--- START OF Source records ---
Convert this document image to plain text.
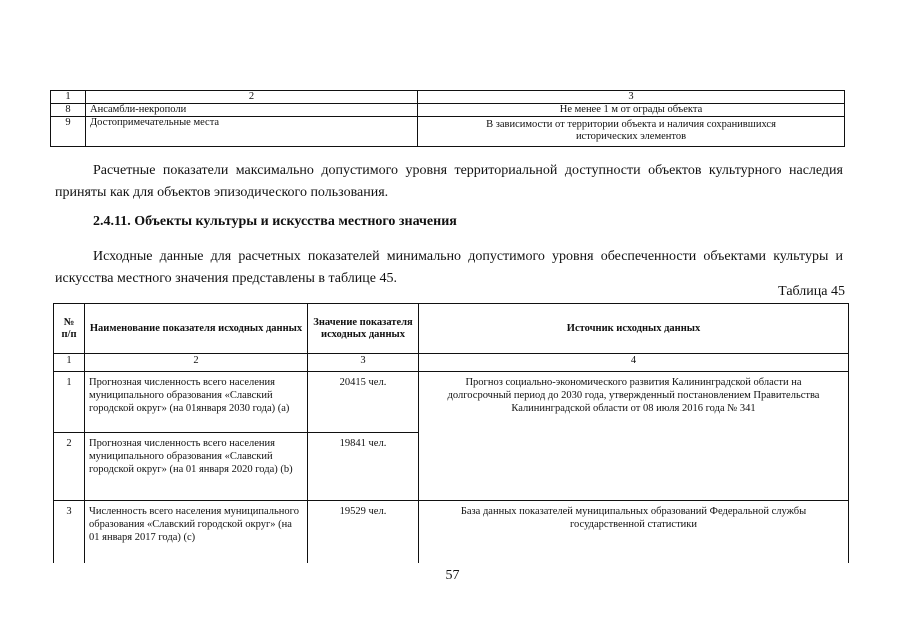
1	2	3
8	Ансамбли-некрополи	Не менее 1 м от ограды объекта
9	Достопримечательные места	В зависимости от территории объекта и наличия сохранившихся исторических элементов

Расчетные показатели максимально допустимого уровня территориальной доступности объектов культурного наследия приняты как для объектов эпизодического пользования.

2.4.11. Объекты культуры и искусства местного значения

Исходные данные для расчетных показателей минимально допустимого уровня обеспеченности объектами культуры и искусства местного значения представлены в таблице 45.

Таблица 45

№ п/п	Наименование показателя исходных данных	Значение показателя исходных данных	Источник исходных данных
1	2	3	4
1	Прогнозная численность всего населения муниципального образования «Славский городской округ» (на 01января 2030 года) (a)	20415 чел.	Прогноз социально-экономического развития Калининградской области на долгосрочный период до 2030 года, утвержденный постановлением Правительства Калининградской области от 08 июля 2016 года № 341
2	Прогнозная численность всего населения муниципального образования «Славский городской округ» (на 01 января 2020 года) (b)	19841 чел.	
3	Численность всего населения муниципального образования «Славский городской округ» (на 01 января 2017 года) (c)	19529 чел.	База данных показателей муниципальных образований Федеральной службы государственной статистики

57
--- END OF Source records ---
*The problem*. Copy all the entries word for word. Omit any pictures.

*Answer to this exercise*.
Convert this document image to plain text.
1	2	3
8	Ансамбли-некрополи	Не менее 1 м от ограды объекта
9	Достопримечательные места	В зависимости от территории объекта и наличия сохранившихся исторических элементов

Расчетные показатели максимально допустимого уровня территориальной доступности объектов культурного наследия приняты как для объектов эпизодического пользования.

2.4.11. Объекты культуры и искусства местного значения

Исходные данные для расчетных показателей минимально допустимого уровня обеспеченности объектами культуры и искусства местного значения представлены в таблице 45.

Таблица 45

№ п/п	Наименование показателя исходных данных	Значение показателя исходных данных	Источник исходных данных
1	2	3	4
1	Прогнозная численность всего населения муниципального образования «Славский городской округ» (на 01января 2030 года) (a)	20415 чел.	Прогноз социально-экономического развития Калининградской области на долгосрочный период до 2030 года, утвержденный постановлением Правительства Калининградской области от 08 июля 2016 года № 341
2	Прогнозная численность всего населения муниципального образования «Славский городской округ» (на 01 января 2020 года) (b)	19841 чел.	
3	Численность всего населения муниципального образования «Славский городской округ» (на 01 января 2017 года) (c)	19529 чел.	База данных показателей муниципальных образований Федеральной службы государственной статистики

57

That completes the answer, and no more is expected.